• _Dataset records_
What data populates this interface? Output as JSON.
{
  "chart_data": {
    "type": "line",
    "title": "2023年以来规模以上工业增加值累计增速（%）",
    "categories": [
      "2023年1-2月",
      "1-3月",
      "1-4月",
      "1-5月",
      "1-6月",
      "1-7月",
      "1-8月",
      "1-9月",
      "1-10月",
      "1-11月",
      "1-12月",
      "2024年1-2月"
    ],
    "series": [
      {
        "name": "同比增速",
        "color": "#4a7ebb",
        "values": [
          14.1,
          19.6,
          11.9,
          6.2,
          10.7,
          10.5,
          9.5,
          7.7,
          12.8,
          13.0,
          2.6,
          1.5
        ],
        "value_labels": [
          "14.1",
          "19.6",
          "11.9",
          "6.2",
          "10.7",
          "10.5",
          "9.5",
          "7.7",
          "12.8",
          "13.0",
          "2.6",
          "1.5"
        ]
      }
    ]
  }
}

...

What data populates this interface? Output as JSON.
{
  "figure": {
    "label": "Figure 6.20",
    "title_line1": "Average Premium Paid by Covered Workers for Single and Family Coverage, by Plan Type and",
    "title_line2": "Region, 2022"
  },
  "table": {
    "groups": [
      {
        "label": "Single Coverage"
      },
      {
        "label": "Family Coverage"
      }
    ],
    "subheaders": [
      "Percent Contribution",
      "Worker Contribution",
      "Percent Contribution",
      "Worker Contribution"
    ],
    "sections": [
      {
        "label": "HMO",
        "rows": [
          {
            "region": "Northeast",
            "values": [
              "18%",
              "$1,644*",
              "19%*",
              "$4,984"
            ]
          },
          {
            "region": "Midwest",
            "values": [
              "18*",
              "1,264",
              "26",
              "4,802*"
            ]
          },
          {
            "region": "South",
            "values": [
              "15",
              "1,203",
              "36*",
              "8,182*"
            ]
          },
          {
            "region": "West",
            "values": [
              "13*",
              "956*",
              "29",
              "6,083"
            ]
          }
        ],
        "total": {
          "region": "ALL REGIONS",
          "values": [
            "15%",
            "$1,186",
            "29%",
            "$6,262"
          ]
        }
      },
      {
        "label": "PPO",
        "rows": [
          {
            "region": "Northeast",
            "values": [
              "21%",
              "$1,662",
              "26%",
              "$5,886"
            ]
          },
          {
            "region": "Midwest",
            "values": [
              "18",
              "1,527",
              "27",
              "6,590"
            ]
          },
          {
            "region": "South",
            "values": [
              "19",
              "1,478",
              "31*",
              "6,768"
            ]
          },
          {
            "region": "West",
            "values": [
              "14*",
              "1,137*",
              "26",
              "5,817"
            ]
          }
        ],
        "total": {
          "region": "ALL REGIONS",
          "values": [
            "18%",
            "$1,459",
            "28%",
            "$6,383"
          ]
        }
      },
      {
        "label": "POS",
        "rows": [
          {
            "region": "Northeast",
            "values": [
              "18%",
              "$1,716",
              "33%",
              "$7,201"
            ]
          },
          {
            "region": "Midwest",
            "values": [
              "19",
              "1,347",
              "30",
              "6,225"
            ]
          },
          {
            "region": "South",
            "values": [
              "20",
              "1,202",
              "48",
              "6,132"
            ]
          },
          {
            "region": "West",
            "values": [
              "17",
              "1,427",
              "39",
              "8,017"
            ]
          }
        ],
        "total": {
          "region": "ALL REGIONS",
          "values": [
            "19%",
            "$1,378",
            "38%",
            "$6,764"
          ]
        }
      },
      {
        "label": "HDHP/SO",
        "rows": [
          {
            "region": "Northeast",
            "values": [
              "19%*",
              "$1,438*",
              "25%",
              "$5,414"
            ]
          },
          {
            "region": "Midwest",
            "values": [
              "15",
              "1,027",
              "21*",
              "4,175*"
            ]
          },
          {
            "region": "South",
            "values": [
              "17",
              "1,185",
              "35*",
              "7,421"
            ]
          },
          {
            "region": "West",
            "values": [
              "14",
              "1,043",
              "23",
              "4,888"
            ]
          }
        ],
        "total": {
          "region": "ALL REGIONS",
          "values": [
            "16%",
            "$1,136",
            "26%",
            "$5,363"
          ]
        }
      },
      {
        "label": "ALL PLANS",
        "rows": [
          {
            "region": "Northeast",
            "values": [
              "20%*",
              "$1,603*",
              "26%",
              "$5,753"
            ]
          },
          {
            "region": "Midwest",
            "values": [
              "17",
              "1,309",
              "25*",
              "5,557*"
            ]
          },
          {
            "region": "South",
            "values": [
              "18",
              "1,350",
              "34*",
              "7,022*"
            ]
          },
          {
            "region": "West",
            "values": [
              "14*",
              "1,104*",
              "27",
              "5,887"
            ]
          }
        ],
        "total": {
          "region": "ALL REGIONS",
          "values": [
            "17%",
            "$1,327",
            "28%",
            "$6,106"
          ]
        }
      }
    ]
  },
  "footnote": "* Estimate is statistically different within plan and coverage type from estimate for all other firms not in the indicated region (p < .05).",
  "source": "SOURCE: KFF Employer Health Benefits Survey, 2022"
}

==

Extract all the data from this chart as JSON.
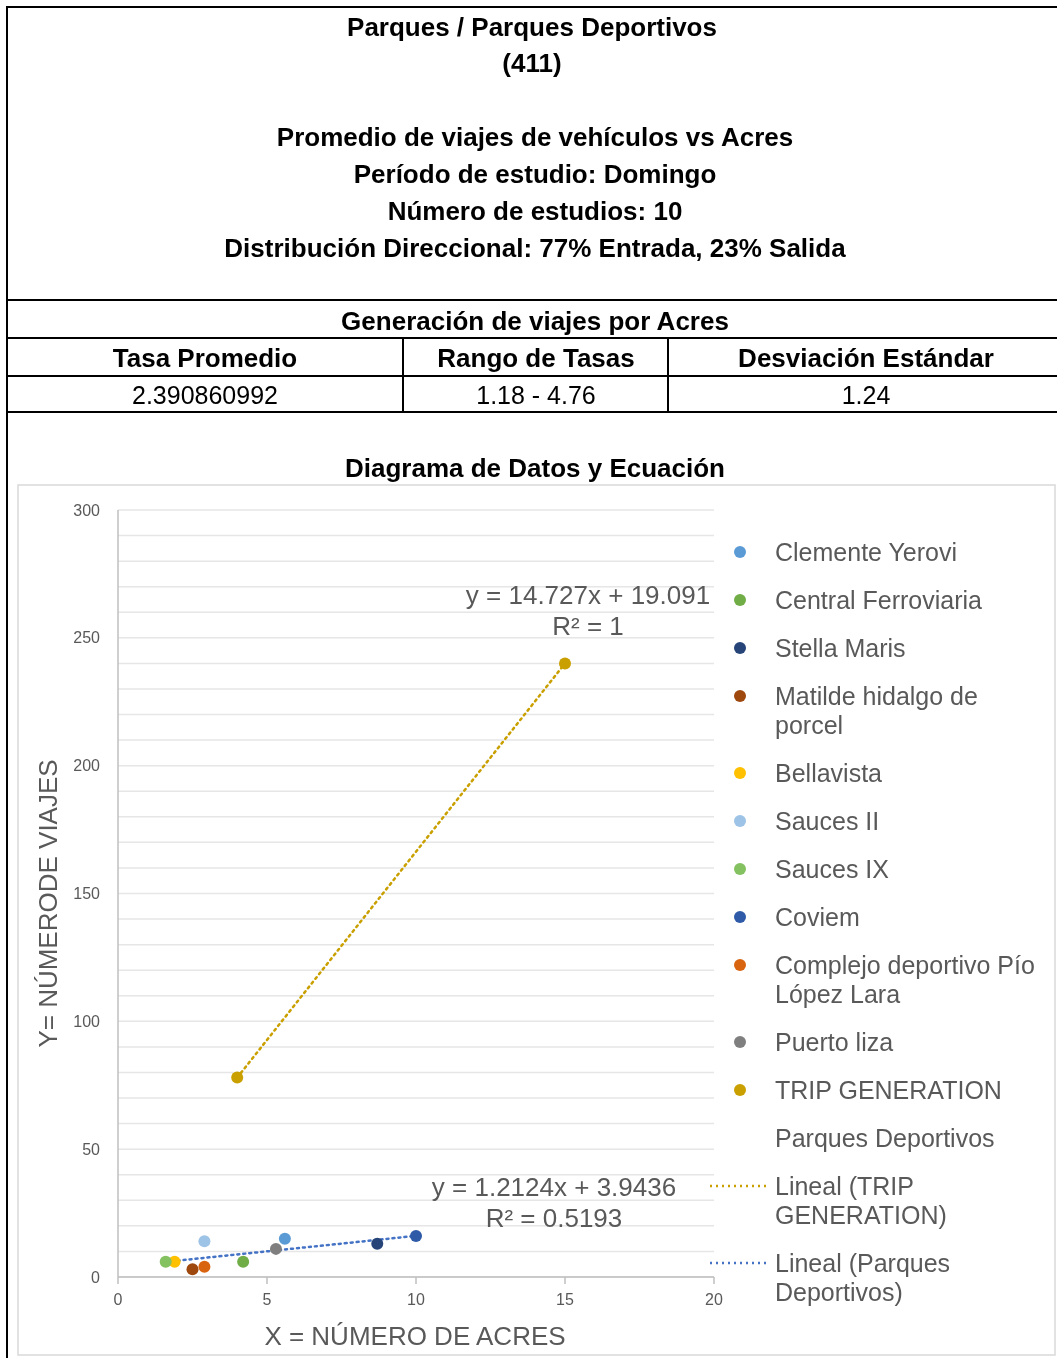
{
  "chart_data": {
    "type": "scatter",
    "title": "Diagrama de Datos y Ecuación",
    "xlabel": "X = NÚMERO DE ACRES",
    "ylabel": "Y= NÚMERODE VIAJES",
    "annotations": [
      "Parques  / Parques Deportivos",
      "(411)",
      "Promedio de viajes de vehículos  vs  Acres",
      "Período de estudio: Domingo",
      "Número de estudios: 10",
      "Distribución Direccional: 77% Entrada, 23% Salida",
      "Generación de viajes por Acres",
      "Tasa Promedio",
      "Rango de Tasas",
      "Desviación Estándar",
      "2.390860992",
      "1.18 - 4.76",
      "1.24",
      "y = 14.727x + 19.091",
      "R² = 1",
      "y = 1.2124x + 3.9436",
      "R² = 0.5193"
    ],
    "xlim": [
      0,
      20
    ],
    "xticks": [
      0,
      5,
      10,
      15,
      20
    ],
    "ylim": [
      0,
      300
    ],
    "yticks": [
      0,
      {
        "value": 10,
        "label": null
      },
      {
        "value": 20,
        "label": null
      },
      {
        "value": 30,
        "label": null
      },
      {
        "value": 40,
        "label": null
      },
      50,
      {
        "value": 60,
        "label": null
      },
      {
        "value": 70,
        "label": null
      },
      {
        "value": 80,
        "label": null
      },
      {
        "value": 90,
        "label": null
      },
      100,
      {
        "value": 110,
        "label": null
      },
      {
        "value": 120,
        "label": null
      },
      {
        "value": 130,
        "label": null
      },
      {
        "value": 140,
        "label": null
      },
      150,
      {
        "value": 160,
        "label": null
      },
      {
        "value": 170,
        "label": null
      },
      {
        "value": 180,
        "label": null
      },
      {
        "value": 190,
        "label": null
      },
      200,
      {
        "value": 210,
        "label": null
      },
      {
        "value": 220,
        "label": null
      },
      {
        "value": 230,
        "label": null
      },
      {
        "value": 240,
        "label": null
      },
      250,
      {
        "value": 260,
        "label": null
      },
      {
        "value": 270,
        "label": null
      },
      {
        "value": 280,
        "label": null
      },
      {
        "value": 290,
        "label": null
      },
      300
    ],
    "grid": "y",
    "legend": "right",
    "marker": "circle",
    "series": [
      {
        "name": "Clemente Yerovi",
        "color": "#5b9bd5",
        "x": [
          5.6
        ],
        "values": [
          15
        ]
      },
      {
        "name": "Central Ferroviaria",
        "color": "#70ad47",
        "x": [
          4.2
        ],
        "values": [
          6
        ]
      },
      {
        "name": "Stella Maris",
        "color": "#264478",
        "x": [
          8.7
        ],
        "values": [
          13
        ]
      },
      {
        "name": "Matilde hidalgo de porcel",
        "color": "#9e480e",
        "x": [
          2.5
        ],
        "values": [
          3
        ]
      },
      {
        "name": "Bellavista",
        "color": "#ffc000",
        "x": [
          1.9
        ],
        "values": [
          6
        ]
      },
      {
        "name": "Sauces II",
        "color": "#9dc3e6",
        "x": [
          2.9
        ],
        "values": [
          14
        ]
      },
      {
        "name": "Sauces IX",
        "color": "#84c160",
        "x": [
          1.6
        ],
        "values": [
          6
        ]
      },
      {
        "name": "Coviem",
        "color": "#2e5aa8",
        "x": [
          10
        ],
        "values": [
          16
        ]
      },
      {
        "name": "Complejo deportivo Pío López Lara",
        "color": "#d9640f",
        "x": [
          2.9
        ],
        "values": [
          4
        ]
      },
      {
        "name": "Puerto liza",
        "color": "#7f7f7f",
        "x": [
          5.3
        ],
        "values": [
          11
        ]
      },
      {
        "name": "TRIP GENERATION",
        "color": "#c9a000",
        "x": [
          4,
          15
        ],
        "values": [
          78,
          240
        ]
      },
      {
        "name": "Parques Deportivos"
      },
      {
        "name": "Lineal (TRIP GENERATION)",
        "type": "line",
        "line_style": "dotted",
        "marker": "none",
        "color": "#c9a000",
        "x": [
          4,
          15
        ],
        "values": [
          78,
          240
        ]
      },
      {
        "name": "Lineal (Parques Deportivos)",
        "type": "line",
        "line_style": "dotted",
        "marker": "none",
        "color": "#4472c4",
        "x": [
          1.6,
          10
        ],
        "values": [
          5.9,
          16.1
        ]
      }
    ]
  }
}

• _What the task asks_
Scan the entries above. Copy each line that has the string "Parques".

• _Output of the task_
      "Parques  / Parques Deportivos",
        "name": "Parques Deportivos"
        "name": "Lineal (Parques Deportivos)",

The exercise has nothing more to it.